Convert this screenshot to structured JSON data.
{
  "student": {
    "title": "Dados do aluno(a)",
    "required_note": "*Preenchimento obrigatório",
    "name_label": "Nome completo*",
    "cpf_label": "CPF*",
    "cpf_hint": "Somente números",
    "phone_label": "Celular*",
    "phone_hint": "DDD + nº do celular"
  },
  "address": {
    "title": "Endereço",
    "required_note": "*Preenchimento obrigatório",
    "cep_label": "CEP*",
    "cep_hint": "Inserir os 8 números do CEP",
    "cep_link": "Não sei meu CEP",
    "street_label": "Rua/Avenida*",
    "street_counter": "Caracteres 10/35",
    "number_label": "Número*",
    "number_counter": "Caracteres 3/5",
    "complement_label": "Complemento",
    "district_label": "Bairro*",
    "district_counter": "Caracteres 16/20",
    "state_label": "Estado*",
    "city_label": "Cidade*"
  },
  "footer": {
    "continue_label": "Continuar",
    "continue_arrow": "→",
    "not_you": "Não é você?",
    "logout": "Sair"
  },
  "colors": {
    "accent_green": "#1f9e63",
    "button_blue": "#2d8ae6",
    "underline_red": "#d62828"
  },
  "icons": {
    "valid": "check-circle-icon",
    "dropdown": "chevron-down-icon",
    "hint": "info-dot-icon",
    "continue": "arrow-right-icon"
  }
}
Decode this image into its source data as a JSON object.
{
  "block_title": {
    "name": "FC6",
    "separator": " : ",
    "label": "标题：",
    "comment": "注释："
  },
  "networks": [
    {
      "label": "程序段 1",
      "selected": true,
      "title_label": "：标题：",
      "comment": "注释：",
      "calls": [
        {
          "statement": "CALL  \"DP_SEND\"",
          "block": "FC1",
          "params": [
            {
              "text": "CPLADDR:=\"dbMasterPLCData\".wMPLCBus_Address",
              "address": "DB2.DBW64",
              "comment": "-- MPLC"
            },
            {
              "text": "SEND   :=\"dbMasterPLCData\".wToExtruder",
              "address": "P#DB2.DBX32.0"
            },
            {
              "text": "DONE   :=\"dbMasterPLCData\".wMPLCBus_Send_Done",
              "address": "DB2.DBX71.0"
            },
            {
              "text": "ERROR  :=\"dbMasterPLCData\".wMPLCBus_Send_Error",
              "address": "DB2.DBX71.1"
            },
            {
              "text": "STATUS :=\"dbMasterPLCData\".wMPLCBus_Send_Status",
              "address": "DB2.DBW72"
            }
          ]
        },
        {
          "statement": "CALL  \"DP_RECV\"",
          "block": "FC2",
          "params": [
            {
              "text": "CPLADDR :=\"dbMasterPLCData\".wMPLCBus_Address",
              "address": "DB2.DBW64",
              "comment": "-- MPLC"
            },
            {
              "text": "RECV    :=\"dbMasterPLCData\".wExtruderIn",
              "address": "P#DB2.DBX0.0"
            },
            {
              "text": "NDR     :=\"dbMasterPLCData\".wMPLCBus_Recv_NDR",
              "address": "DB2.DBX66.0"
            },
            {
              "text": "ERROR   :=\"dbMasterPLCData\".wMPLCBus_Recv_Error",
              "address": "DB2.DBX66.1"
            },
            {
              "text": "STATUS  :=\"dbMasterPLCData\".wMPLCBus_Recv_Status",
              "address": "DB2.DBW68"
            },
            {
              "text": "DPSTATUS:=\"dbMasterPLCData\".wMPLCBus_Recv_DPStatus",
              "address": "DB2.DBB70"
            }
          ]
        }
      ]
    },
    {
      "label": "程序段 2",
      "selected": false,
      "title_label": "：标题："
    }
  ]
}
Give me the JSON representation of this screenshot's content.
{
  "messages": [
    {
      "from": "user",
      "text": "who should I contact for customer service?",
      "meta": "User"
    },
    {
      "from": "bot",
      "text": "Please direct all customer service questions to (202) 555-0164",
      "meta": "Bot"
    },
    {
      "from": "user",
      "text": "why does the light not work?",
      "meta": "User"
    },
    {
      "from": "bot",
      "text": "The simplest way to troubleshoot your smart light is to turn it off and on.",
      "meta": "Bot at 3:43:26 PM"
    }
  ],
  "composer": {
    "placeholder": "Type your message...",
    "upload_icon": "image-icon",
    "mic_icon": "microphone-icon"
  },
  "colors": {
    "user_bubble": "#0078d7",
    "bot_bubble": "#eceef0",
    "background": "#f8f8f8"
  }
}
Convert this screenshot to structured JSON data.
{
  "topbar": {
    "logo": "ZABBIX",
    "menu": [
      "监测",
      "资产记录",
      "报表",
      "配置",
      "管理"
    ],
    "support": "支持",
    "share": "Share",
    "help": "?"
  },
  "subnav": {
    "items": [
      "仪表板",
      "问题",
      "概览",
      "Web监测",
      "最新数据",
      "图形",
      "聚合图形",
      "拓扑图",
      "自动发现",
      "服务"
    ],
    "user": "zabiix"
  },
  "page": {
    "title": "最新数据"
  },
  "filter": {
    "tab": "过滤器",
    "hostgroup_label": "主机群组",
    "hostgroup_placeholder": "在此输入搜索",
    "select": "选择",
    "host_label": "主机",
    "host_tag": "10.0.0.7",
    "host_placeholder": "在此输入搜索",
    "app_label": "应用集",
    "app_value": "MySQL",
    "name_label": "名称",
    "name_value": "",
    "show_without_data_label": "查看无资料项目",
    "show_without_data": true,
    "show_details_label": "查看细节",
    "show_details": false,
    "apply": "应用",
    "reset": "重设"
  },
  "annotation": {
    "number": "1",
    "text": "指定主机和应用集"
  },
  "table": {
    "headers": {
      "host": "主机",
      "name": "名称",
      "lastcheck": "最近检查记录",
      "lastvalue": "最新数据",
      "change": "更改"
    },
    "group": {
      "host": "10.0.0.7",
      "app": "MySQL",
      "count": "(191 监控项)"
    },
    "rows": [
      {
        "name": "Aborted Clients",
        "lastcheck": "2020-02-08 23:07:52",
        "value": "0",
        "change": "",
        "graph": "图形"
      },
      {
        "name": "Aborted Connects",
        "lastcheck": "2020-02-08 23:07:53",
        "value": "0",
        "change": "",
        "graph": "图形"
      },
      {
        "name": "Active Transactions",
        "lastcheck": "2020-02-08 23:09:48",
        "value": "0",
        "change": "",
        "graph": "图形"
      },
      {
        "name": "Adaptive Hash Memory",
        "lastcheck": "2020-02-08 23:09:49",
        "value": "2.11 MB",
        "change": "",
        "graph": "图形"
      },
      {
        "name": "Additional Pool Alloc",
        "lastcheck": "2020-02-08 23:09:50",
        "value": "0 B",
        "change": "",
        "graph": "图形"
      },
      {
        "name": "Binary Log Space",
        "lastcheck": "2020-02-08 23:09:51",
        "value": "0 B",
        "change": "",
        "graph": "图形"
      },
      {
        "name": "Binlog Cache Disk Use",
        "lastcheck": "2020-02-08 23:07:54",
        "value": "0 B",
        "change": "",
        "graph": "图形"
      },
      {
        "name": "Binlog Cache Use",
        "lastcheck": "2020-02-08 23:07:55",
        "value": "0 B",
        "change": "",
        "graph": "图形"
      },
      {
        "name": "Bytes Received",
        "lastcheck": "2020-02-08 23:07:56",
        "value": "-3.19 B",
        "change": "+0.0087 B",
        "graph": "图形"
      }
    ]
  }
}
++++++
#### What you have to do:
Of the lines in this listing, how many contain "números"? Reply with the number and nothing more.

#### Worked answer:
2